### Material provided

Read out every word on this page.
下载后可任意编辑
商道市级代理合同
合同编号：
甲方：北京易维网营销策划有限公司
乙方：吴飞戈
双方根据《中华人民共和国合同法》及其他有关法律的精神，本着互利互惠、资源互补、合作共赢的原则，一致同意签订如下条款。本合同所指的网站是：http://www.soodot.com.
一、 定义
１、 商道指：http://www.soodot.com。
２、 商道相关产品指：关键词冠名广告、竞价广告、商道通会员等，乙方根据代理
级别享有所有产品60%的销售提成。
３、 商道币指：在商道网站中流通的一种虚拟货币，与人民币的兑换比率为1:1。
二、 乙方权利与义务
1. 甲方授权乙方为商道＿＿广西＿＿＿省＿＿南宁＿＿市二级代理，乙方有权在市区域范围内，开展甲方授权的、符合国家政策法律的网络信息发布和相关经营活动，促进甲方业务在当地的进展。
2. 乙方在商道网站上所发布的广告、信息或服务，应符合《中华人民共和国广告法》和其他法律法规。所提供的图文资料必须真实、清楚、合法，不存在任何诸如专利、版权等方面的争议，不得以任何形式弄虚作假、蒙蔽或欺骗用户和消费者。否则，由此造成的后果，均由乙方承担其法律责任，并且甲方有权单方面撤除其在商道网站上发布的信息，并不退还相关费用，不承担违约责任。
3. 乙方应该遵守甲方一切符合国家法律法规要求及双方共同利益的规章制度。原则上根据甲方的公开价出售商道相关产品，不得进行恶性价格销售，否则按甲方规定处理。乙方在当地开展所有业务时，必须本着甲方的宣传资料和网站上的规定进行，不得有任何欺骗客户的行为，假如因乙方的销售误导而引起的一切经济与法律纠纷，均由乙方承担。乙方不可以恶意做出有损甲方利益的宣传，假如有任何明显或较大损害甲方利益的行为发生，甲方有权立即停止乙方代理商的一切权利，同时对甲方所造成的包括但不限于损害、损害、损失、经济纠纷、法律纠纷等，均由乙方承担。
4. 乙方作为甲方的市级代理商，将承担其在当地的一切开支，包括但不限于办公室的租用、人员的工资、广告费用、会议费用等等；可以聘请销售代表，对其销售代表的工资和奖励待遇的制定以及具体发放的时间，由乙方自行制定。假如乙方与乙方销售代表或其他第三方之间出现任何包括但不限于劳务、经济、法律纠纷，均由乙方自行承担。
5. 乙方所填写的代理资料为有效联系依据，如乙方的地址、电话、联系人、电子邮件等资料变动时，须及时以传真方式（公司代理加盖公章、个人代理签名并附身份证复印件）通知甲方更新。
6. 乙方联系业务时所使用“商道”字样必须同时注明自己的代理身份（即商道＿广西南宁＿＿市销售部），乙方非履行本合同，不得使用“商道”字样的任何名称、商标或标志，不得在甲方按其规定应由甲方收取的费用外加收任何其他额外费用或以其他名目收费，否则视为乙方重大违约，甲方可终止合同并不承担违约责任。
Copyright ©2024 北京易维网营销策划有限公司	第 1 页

######

* Task to carry out: Give back each line above precisely as it stands.

* Complete answer:
Read out every word on this page.
下载后可任意编辑
商道市级代理合同
合同编号：
甲方：北京易维网营销策划有限公司
乙方：吴飞戈
双方根据《中华人民共和国合同法》及其他有关法律的精神，本着互利互惠、资源互补、合作共赢的原则，一致同意签订如下条款。本合同所指的网站是：http://www.soodot.com.
一、 定义
１、 商道指：http://www.soodot.com。
２、 商道相关产品指：关键词冠名广告、竞价广告、商道通会员等，乙方根据代理
级别享有所有产品60%的销售提成。
３、 商道币指：在商道网站中流通的一种虚拟货币，与人民币的兑换比率为1:1。
二、 乙方权利与义务
1. 甲方授权乙方为商道＿＿广西＿＿＿省＿＿南宁＿＿市二级代理，乙方有权在市区域范围内，开展甲方授权的、符合国家政策法律的网络信息发布和相关经营活动，促进甲方业务在当地的进展。
2. 乙方在商道网站上所发布的广告、信息或服务，应符合《中华人民共和国广告法》和其他法律法规。所提供的图文资料必须真实、清楚、合法，不存在任何诸如专利、版权等方面的争议，不得以任何形式弄虚作假、蒙蔽或欺骗用户和消费者。否则，由此造成的后果，均由乙方承担其法律责任，并且甲方有权单方面撤除其在商道网站上发布的信息，并不退还相关费用，不承担违约责任。
3. 乙方应该遵守甲方一切符合国家法律法规要求及双方共同利益的规章制度。原则上根据甲方的公开价出售商道相关产品，不得进行恶性价格销售，否则按甲方规定处理。乙方在当地开展所有业务时，必须本着甲方的宣传资料和网站上的规定进行，不得有任何欺骗客户的行为，假如因乙方的销售误导而引起的一切经济与法律纠纷，均由乙方承担。乙方不可以恶意做出有损甲方利益的宣传，假如有任何明显或较大损害甲方利益的行为发生，甲方有权立即停止乙方代理商的一切权利，同时对甲方所造成的包括但不限于损害、损害、损失、经济纠纷、法律纠纷等，均由乙方承担。
4. 乙方作为甲方的市级代理商，将承担其在当地的一切开支，包括但不限于办公室的租用、人员的工资、广告费用、会议费用等等；可以聘请销售代表，对其销售代表的工资和奖励待遇的制定以及具体发放的时间，由乙方自行制定。假如乙方与乙方销售代表或其他第三方之间出现任何包括但不限于劳务、经济、法律纠纷，均由乙方自行承担。
5. 乙方所填写的代理资料为有效联系依据，如乙方的地址、电话、联系人、电子邮件等资料变动时，须及时以传真方式（公司代理加盖公章、个人代理签名并附身份证复印件）通知甲方更新。
6. 乙方联系业务时所使用“商道”字样必须同时注明自己的代理身份（即商道＿广西南宁＿＿市销售部），乙方非履行本合同，不得使用“商道”字样的任何名称、商标或标志，不得在甲方按其规定应由甲方收取的费用外加收任何其他额外费用或以其他名目收费，否则视为乙方重大违约，甲方可终止合同并不承担违约责任。
Copyright ©2024 北京易维网营销策划有限公司	第 1 页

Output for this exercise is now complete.